Filter these entries, keeping only lines that hold the word "qualifizierten".

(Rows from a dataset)
*-*-*

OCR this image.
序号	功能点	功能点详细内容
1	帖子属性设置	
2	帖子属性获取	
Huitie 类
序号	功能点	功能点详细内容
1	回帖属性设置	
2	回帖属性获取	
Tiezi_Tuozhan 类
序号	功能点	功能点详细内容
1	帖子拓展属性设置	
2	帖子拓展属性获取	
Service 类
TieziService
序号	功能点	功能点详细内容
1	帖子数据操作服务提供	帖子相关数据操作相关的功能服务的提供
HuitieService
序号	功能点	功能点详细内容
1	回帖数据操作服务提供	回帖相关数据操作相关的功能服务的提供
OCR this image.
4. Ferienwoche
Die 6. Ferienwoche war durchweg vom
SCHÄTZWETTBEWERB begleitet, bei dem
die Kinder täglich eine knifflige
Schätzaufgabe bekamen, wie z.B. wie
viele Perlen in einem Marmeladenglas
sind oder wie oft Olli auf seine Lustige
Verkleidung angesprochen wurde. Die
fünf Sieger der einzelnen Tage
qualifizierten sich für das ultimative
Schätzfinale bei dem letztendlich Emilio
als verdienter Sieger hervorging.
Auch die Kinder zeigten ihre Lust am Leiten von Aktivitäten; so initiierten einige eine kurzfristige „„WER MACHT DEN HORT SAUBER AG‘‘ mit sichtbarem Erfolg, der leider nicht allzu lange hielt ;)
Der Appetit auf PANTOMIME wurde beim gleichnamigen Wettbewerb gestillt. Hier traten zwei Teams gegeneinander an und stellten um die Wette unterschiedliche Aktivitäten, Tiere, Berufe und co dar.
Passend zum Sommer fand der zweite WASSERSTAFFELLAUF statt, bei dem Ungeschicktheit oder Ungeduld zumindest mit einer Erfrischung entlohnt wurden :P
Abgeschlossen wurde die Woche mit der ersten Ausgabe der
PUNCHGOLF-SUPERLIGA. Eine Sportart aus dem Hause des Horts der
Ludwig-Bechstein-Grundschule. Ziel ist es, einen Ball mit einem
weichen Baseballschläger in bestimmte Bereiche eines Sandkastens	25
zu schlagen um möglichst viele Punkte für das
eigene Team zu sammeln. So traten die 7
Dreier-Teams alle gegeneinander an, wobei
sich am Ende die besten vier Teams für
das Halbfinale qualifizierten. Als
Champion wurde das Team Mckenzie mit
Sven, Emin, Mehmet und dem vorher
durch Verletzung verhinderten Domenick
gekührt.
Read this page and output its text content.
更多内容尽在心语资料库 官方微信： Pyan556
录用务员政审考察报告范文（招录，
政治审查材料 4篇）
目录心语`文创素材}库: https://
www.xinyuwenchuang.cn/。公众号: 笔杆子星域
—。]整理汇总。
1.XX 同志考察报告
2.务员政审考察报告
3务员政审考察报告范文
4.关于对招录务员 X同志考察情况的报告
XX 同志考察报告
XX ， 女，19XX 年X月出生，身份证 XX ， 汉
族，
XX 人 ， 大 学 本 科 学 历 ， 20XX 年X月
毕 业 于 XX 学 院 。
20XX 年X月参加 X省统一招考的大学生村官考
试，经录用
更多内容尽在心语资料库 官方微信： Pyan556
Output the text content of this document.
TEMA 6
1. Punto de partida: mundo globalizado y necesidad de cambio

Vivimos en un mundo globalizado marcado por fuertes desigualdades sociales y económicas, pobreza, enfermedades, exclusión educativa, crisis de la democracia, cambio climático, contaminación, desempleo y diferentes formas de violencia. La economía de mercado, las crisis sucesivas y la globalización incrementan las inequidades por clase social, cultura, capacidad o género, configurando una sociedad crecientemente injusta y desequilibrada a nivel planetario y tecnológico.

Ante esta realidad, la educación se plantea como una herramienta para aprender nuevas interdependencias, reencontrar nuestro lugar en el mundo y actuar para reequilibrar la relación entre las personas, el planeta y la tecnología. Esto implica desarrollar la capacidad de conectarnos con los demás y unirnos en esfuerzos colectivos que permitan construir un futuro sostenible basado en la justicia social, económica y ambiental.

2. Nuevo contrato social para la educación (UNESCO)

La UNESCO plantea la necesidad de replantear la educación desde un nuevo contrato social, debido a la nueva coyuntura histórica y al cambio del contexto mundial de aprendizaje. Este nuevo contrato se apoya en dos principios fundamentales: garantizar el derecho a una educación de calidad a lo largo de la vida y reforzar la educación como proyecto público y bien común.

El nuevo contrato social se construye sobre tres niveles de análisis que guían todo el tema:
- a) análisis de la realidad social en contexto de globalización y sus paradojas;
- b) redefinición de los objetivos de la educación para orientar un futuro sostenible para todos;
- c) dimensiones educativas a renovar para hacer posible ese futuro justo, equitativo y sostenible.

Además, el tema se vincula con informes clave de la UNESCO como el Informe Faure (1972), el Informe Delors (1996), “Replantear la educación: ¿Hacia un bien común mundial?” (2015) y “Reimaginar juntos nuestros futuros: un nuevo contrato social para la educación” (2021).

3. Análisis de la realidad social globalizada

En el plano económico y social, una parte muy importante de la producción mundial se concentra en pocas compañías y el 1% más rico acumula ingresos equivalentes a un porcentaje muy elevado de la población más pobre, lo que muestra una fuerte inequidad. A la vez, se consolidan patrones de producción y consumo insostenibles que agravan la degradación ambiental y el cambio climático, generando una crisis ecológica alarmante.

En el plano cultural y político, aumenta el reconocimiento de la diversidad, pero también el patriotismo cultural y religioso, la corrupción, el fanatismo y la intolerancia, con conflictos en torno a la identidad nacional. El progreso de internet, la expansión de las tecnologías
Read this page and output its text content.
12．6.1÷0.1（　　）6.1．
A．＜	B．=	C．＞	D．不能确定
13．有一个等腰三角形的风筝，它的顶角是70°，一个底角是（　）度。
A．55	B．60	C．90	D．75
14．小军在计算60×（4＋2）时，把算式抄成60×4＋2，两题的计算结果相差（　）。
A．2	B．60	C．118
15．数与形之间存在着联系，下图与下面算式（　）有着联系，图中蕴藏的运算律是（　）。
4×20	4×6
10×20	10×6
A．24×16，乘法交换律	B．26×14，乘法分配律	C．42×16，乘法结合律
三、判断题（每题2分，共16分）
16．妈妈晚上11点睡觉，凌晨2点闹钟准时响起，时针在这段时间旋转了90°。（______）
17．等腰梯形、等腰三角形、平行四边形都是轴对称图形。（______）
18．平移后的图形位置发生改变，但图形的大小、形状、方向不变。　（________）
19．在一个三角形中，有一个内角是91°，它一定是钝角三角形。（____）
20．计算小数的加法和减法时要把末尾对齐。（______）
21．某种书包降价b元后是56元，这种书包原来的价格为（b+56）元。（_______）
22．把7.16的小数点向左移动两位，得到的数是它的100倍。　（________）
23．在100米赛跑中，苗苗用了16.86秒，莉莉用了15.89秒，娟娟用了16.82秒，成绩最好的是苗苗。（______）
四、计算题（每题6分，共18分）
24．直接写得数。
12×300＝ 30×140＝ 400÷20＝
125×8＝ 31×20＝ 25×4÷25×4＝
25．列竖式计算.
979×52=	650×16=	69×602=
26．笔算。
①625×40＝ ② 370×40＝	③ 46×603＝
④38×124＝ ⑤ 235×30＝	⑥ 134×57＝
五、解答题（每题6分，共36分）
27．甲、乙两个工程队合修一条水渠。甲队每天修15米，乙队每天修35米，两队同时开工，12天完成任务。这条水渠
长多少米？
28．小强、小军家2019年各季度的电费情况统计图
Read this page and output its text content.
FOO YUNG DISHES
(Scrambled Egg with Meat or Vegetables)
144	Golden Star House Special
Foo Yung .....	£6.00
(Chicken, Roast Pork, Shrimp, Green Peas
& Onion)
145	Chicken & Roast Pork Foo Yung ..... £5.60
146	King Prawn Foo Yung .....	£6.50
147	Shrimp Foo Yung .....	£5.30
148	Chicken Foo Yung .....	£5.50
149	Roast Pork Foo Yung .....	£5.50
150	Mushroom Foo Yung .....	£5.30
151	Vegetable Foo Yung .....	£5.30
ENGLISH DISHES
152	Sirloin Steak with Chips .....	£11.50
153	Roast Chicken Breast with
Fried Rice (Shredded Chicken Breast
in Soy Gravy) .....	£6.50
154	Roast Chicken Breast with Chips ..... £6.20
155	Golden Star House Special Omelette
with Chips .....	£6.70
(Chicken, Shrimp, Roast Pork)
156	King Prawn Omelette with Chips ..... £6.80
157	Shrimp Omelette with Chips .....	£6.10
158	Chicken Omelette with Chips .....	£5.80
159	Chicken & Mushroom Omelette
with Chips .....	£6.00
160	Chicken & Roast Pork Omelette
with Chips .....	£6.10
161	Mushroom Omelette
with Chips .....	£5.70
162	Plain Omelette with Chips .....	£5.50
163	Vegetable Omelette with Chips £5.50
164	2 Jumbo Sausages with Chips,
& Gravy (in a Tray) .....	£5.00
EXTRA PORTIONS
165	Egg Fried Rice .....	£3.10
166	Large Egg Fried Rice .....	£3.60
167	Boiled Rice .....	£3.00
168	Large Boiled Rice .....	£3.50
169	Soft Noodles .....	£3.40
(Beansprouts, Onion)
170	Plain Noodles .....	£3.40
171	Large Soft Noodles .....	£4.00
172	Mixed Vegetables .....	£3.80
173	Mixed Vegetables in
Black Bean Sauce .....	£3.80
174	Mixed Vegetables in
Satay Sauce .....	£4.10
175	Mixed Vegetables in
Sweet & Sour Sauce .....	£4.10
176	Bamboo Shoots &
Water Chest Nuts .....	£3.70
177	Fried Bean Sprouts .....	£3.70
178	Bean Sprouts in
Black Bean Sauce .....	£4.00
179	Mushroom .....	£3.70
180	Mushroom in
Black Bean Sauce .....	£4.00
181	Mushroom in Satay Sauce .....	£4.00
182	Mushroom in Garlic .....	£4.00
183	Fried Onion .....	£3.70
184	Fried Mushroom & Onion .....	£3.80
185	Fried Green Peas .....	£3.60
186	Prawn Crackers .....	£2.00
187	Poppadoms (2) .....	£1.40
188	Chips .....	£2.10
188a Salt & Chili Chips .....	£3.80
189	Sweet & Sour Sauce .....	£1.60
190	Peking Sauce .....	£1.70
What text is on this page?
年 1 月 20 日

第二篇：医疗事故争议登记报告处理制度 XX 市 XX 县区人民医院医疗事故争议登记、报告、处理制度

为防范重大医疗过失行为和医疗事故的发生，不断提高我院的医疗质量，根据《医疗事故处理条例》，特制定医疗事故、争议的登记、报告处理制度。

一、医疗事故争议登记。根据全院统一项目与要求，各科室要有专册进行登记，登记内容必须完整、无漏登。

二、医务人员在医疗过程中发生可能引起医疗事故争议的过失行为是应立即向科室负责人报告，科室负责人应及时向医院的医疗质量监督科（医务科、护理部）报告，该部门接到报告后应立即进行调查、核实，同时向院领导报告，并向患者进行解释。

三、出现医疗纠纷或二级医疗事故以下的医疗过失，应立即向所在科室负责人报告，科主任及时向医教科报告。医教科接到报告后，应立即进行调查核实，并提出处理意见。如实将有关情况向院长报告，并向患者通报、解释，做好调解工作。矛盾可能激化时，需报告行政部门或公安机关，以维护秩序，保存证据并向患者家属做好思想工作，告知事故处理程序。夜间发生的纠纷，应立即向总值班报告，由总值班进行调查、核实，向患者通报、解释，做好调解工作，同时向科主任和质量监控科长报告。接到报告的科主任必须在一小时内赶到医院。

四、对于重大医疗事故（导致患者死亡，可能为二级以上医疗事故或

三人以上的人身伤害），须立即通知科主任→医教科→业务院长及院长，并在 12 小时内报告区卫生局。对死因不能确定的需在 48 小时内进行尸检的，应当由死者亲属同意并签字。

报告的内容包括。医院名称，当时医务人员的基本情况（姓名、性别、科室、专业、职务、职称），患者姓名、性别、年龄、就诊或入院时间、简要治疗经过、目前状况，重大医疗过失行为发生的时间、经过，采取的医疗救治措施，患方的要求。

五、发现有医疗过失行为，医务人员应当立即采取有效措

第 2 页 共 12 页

*-*-*

§ **REPLY TO THE TASK**:
qualifizierten sich für das ultimative
das Halbfinale qualifizierten. Als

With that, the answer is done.